_RECORDS TO USE_:
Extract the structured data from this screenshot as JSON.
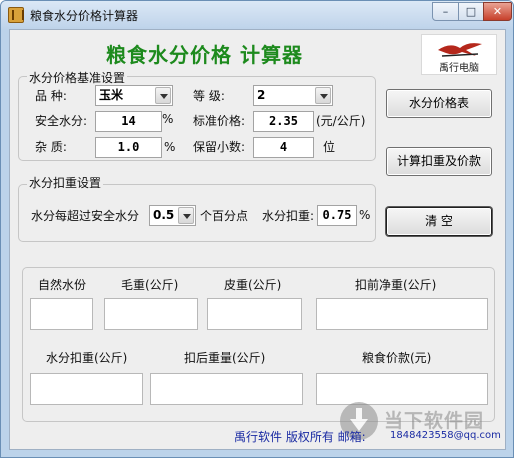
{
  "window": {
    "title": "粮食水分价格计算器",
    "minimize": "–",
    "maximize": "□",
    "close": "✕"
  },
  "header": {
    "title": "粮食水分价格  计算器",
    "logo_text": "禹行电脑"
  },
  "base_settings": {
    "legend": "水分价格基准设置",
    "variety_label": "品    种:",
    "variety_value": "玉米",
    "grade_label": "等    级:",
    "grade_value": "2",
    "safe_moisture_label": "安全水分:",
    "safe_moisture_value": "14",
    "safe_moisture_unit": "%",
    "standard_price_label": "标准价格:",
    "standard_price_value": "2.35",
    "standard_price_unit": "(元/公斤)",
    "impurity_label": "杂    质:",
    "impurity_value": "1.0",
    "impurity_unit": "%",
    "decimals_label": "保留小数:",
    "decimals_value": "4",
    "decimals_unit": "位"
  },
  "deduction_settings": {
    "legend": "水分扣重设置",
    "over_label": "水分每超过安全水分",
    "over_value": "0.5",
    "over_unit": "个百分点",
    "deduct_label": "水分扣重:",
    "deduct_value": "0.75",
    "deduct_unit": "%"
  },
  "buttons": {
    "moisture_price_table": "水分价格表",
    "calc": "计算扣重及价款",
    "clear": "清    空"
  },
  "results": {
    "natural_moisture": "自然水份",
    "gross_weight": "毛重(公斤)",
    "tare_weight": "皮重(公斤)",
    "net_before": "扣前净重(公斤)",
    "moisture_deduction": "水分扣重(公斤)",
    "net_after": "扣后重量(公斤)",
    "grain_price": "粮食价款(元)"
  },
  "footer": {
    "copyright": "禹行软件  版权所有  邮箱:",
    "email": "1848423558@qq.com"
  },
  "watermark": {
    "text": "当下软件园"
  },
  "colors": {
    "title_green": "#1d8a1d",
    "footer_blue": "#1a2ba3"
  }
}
...
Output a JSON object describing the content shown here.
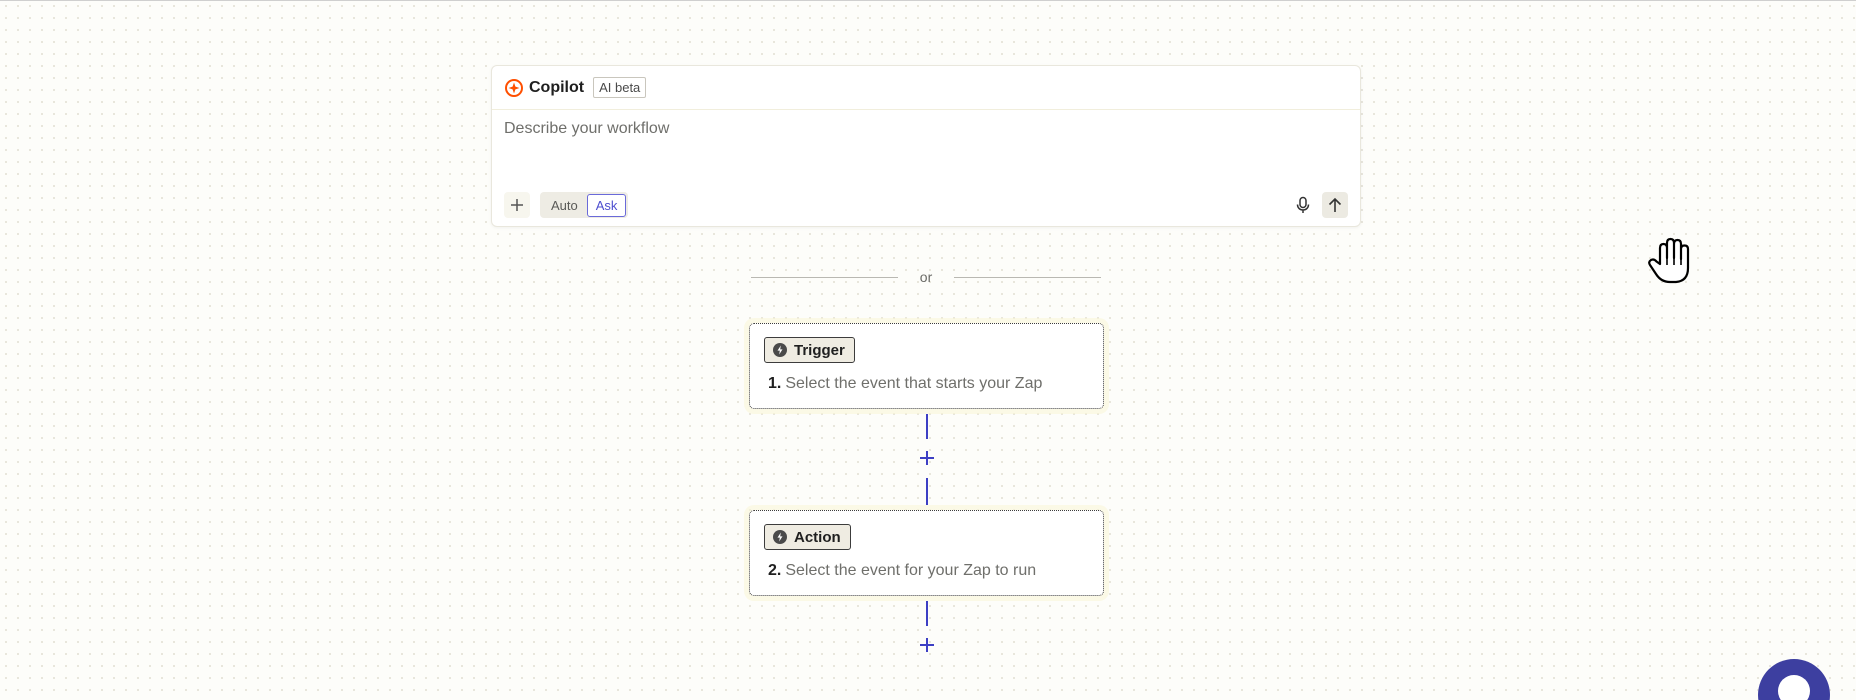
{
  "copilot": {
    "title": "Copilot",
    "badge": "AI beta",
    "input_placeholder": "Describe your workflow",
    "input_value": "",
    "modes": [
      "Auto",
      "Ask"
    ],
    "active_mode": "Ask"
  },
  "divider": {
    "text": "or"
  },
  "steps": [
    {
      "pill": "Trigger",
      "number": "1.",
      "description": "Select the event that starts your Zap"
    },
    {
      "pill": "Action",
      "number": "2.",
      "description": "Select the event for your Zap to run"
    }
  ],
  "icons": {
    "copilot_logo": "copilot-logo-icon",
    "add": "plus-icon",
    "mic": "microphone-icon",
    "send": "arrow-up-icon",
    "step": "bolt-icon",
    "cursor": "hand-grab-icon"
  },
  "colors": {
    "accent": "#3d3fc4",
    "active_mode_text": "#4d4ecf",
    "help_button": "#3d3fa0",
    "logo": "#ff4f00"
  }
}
--
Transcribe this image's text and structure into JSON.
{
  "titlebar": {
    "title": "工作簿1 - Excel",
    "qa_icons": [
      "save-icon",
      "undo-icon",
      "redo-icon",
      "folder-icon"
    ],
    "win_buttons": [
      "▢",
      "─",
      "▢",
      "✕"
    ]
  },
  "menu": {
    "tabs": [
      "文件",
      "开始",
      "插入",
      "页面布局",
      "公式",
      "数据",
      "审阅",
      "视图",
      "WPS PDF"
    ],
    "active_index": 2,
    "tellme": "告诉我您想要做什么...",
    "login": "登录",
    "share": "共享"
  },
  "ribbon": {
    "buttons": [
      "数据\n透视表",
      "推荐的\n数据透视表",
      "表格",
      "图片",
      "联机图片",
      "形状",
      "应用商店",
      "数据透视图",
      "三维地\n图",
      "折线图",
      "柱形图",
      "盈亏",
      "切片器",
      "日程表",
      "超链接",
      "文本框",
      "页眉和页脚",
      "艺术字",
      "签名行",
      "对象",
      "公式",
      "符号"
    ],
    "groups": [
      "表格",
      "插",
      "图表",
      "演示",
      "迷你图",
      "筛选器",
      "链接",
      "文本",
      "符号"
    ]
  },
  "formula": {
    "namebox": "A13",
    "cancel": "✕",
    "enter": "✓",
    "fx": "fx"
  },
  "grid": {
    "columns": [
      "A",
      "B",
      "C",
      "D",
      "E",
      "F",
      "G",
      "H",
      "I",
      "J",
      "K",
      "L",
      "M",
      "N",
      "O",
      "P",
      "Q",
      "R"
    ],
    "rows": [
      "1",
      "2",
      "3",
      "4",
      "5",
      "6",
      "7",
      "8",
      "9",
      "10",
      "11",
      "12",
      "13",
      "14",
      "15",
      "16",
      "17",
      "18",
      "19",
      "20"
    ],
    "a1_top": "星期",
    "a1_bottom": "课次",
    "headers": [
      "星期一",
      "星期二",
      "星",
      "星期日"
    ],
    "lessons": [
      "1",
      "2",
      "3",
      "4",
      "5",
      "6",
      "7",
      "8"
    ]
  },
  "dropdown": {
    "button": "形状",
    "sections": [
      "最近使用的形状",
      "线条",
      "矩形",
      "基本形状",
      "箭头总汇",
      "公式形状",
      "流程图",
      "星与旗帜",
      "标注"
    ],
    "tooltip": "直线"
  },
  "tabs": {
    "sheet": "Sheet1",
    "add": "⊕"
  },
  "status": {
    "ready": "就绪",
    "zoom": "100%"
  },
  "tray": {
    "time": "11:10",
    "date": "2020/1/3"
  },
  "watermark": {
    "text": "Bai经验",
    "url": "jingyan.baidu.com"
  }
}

_WORK TO DO_: Look above for every line with the word "event" and copy it.

_EXPECTED ANSWER_:
      "description": "Select the event that starts your Zap"
      "description": "Select the event for your Zap to run"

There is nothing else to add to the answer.